**DOCUMENT:**
— start —

Official News from Microsoft’s Information Platform
Machine Learning Blog
Guest blog post by: James Rowland-Jones (JRJ), SQL Server MVP, PASS Board Director, SQLBits organiser and owner of The Big Bang Data Company (@BigBangDataCo). James specializes in Microsoft Analytics Platform System and delivers scale-out solutions that are both simple and elegant in their design. He is passionate about the community, sitting on both the PASS Board of Directors and the SQLBits organising committee. He recently co-authored a book on Microsoft Big Data Solutions and also authored the APS training course for Microsoft. You can find him on LinkedIn (JRJ) and Twitter (@jrowlandjones).
* * * * *
On April 15, 2014 Microsoft announced the next evolution of their Modern Data Warehouse strategy; launching the Analytics Platform System (APS). APS is an important step for many reasons. However, to me, the most important of those reasons is that it helps businesses complete the jigsaw on business data. In this blog post I am going to define what I mean by business data and explain how PolyBase has evolved; providing the bridge between heterogeneous data sources. In short, we are going to put the “Poly” in PolyBase.

— end —

**MATERIAL:**
— start —

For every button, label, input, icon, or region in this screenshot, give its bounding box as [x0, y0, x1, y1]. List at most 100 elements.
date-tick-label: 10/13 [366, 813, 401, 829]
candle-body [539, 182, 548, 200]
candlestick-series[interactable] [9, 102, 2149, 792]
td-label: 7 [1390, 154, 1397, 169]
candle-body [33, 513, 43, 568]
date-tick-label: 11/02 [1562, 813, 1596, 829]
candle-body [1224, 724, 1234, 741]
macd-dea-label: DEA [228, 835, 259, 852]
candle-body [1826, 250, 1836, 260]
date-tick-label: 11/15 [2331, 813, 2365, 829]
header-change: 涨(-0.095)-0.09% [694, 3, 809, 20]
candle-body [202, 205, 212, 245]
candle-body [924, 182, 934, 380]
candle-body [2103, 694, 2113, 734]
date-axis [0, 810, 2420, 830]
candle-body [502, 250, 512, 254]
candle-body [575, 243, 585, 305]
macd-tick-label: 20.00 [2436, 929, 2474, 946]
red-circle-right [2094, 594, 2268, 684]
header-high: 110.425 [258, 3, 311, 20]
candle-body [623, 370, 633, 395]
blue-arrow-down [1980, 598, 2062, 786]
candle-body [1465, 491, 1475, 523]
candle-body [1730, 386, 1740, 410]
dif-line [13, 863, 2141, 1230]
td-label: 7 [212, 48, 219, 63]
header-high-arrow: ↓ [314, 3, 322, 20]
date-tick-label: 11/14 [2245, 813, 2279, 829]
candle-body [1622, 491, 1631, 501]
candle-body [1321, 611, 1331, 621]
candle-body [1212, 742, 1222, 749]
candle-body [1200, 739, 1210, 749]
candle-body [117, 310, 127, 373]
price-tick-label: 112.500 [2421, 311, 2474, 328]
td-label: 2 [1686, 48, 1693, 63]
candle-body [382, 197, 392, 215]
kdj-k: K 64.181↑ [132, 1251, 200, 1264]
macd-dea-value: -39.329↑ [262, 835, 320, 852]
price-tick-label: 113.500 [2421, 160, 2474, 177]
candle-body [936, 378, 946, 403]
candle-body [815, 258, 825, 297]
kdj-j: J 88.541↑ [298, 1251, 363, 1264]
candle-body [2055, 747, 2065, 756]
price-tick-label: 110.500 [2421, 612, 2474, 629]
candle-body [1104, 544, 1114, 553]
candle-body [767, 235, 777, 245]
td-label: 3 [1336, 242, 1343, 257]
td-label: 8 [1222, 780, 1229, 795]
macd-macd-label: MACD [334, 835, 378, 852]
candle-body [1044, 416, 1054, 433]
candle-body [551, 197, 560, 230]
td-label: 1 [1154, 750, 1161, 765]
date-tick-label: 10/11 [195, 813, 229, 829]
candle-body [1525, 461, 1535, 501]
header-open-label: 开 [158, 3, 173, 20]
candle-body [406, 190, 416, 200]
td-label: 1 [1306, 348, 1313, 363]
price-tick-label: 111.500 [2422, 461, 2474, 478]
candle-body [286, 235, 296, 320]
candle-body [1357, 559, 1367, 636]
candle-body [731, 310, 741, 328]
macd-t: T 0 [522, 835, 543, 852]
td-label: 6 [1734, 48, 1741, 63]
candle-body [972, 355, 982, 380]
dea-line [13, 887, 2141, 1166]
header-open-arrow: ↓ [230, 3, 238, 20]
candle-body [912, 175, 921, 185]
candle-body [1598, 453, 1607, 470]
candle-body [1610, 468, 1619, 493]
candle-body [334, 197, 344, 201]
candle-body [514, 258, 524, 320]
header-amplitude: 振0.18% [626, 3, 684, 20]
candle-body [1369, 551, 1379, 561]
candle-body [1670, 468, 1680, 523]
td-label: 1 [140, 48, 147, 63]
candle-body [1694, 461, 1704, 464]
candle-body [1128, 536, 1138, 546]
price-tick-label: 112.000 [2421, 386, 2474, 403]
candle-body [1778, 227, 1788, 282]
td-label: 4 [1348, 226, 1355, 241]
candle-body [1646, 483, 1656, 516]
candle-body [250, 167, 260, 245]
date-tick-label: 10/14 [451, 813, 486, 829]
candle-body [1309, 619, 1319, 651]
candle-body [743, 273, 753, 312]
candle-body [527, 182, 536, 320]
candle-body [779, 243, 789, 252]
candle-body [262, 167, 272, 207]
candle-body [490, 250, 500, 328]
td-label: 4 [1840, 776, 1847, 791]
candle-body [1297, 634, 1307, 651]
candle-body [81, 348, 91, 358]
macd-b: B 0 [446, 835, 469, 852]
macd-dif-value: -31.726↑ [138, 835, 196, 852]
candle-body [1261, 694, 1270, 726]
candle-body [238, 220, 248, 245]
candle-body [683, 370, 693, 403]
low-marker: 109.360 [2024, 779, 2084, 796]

— end —

**PROBLEMS AND TASKS:**
a) In the blog post on the Analytics Platform System, swap "co-authored" for "cowrote" and write out the passage starting at "Official News from" and ending at "and Twitter (@jrowlandjones).".
b) Carry the blog post on the Analytics Platform System forward with the paragraphs that would come after its last sentence.
The material above was taken from a separate source.

**SET OF ANSWERS:**
a)
Official News from Microsoft’s Information Platform
Machine Learning Blog
Guest blog post by: James Rowland-Jones (JRJ), SQL Server MVP, PASS Board Director, SQLBits organiser and owner of The Big Bang Data Company (@BigBangDataCo). James specializes in Microsoft Analytics Platform System and delivers scale-out solutions that are both simple and elegant in their design. He is passionate about the community, sitting on both the PASS Board of Directors and the SQLBits organising committee. He recently cowrote a book on Microsoft Big Data Solutions and also authored the APS training course for Microsoft. You can find him on LinkedIn (JRJ) and Twitter (@jrowlandjones).

b)
Business data comes in a variety of forms and exists in a diverse set of data sources. Those forms are sometimes described using terms such as relational, non-relational, structured, semi-structured or even un-structured. However, whatever term you choose to use doesn’t really matter. What matters is that the business has generated it and its employees (a.k.a. the users) need to be able to access said data, integrate it and draw data insights from it. This data is often disparate; spread liberally across the enterprise.
These users don’t see themselves as technical (although many are) and are often frustrated by the barriers created by having disparate data in a variety of forms. Having to write separate queries for different sources is difficult, time-consuming and raises many data quality challenges. I am sure you have seen this many times before. However, in the world of analytics the latency introduced by this kind of data integration is the real killer. By the time the data integration barrier has been solved the value of the insight has diminished. Consequently, business users need to have frictionless access to all of the data, all of the time.
In the modern world, there is only data, questions and a desire for answers. To enhance adoption we also need *something* that delivers using simple, familiar tools leveraging commodity technology and offering both high performance and low latency.
That *something* is PolyBase – underpinned by APS.
What is PolyBase, how does it work, and why is it such an important, innovative technology?
Put simply - it’s the bridge to your business data.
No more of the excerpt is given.